# START OF MATERIAL PROVIDED

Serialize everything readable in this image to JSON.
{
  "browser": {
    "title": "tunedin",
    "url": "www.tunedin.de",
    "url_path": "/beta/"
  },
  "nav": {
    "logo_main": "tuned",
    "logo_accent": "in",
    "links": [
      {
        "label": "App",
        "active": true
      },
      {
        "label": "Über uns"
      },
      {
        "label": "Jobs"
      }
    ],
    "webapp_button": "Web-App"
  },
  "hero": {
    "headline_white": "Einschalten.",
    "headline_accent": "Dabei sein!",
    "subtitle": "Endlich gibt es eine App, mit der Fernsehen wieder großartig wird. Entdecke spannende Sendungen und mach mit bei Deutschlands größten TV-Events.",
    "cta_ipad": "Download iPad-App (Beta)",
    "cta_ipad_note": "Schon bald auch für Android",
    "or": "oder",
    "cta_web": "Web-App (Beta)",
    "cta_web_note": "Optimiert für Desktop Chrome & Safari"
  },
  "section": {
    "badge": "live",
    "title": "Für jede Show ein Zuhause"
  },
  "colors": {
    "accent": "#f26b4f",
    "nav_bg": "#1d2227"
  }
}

# END OF MATERIAL PROVIDED

Make an exact copy of the listing, including every line.

Serialize everything readable in this image to JSON.
{
  "browser": {
    "title": "tunedin",
    "url": "www.tunedin.de",
    "url_path": "/beta/"
  },
  "nav": {
    "logo_main": "tuned",
    "logo_accent": "in",
    "links": [
      {
        "label": "App",
        "active": true
      },
      {
        "label": "Über uns"
      },
      {
        "label": "Jobs"
      }
    ],
    "webapp_button": "Web-App"
  },
  "hero": {
    "headline_white": "Einschalten.",
    "headline_accent": "Dabei sein!",
    "subtitle": "Endlich gibt es eine App, mit der Fernsehen wieder großartig wird. Entdecke spannende Sendungen und mach mit bei Deutschlands größten TV-Events.",
    "cta_ipad": "Download iPad-App (Beta)",
    "cta_ipad_note": "Schon bald auch für Android",
    "or": "oder",
    "cta_web": "Web-App (Beta)",
    "cta_web_note": "Optimiert für Desktop Chrome & Safari"
  },
  "section": {
    "badge": "live",
    "title": "Für jede Show ein Zuhause"
  },
  "colors": {
    "accent": "#f26b4f",
    "nav_bg": "#1d2227"
  }
}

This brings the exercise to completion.